## Start Listed entries

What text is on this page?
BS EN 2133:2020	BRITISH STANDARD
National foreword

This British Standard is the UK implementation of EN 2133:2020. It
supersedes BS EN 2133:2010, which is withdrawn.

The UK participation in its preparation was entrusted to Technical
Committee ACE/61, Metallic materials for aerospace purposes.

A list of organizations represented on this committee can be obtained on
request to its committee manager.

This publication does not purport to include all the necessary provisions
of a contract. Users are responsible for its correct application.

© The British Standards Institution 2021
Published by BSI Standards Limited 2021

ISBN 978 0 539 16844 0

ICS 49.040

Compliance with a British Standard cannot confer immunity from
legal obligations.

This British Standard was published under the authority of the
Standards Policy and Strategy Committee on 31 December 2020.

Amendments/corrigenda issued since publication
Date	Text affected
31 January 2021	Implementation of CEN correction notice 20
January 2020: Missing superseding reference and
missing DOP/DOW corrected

## End Listed entries

* [Task to complete]
Every line above needs to be retyped exactly.

* [Correct answer]
What text is on this page?
BS EN 2133:2020	BRITISH STANDARD
National foreword

This British Standard is the UK implementation of EN 2133:2020. It
supersedes BS EN 2133:2010, which is withdrawn.

The UK participation in its preparation was entrusted to Technical
Committee ACE/61, Metallic materials for aerospace purposes.

A list of organizations represented on this committee can be obtained on
request to its committee manager.

This publication does not purport to include all the necessary provisions
of a contract. Users are responsible for its correct application.

© The British Standards Institution 2021
Published by BSI Standards Limited 2021

ISBN 978 0 539 16844 0

ICS 49.040

Compliance with a British Standard cannot confer immunity from
legal obligations.

This British Standard was published under the authority of the
Standards Policy and Strategy Committee on 31 December 2020.

Amendments/corrigenda issued since publication
Date	Text affected
31 January 2021	Implementation of CEN correction notice 20
January 2020: Missing superseding reference and
missing DOP/DOW corrected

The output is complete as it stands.